SHORT EXERCISE - Identify the lines holding "Total" and copy them.

GIVEN RECORDS -
----------

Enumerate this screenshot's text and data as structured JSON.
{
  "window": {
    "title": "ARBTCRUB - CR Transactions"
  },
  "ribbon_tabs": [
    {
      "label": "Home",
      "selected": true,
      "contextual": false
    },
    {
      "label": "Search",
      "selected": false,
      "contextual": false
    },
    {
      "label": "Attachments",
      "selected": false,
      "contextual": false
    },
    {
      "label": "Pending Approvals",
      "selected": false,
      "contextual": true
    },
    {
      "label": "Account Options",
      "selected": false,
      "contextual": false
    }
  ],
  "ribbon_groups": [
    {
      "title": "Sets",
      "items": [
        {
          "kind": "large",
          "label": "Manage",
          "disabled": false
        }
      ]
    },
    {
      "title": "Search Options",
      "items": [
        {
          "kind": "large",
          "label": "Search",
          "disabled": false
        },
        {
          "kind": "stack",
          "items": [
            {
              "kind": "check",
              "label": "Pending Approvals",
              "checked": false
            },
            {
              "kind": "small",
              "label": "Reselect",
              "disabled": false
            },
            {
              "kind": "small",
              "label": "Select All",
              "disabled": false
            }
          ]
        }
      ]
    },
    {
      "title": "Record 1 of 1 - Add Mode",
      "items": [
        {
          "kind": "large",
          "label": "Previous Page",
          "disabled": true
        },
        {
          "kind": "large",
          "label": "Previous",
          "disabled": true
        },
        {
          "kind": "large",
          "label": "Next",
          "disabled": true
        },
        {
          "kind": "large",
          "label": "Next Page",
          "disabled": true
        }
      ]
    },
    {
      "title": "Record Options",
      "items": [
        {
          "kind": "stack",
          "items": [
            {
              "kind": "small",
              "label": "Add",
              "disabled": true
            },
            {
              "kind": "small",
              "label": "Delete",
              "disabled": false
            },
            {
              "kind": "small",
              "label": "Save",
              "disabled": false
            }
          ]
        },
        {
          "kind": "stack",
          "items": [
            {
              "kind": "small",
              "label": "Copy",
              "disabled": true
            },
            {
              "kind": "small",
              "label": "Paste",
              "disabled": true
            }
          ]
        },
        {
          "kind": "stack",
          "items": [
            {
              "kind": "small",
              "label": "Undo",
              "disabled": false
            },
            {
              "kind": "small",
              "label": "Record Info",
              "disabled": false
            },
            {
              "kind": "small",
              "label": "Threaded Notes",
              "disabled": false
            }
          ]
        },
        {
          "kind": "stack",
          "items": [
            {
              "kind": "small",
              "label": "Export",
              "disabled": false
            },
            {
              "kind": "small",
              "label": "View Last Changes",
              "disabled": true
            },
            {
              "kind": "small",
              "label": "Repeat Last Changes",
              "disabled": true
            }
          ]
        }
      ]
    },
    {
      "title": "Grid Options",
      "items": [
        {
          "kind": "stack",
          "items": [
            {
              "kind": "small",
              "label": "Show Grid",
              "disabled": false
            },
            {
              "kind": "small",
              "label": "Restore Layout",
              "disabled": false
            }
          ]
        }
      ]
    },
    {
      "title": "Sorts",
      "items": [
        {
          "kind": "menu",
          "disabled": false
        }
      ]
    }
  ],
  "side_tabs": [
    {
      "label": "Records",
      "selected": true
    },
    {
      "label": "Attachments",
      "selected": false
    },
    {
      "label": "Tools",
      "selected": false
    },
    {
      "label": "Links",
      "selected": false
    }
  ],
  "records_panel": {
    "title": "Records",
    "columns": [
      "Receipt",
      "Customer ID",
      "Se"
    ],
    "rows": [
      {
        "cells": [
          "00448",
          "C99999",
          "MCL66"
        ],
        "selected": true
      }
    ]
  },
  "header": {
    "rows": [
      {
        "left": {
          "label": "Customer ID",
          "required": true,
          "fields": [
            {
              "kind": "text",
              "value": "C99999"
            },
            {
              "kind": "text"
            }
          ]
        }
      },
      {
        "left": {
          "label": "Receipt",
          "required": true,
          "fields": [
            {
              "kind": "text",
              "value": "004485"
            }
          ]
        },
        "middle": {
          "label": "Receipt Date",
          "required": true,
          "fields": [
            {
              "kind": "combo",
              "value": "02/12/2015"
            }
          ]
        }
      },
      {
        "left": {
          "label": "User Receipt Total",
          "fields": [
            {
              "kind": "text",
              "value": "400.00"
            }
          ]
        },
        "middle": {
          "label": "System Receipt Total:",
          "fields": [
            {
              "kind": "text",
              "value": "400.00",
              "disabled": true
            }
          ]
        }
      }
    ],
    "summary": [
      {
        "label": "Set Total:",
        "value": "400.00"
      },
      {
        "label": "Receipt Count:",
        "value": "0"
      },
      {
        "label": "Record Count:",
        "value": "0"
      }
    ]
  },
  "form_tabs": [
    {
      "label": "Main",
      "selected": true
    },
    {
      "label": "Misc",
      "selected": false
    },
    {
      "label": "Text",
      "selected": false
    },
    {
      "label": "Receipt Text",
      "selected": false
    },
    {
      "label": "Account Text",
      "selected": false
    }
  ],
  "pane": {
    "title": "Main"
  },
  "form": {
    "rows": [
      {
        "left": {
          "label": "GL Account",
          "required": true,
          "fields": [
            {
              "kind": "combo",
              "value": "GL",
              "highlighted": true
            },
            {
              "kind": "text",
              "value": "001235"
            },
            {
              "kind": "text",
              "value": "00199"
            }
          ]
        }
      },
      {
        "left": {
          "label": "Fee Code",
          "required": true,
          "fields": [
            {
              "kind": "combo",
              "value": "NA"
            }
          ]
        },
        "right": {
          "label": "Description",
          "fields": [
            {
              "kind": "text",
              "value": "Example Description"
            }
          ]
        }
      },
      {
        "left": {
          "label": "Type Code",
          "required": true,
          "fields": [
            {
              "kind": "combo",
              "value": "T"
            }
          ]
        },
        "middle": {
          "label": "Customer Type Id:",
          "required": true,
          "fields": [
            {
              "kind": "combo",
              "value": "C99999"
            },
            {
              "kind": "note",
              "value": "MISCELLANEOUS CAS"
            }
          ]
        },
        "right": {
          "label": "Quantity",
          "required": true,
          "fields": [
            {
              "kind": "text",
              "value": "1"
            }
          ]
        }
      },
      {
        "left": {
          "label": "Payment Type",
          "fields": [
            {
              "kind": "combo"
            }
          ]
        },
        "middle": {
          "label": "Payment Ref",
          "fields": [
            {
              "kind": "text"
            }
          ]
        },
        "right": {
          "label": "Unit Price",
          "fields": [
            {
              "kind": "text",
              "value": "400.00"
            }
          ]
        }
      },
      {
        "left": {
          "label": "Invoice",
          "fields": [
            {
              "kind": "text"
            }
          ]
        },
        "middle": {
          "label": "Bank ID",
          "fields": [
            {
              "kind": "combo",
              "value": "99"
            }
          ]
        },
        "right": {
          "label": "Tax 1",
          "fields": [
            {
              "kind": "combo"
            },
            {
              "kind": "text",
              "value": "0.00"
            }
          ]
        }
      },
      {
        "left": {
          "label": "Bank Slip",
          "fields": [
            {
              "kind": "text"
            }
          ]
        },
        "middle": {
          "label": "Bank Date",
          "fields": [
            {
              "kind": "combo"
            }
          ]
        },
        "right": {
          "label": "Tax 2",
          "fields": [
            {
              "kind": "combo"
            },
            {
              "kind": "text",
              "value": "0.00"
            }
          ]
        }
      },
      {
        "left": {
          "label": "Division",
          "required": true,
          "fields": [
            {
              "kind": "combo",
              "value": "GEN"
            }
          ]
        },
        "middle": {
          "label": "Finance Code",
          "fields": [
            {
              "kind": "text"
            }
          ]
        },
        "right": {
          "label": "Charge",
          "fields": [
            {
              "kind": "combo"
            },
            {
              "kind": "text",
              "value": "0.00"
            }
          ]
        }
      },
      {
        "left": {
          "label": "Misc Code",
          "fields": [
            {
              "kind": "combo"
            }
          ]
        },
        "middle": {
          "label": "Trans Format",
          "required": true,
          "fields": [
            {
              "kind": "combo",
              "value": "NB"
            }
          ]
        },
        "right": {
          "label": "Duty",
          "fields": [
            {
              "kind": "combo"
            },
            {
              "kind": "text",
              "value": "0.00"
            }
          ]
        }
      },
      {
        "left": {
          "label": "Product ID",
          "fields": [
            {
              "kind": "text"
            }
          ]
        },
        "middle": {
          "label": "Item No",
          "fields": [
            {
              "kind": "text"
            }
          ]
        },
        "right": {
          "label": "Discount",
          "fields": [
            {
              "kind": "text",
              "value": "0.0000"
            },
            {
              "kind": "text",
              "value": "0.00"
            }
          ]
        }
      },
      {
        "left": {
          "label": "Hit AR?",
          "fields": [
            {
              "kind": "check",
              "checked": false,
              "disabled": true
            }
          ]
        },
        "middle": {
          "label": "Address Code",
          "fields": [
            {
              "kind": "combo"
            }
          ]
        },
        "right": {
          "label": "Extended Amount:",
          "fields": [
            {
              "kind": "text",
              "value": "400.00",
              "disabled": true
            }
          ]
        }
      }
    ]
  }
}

----------

SOLUTION FOR THIS PROBLEM -
          "label": "User Receipt Total",
          "label": "System Receipt Total:",
        "label": "Set Total:",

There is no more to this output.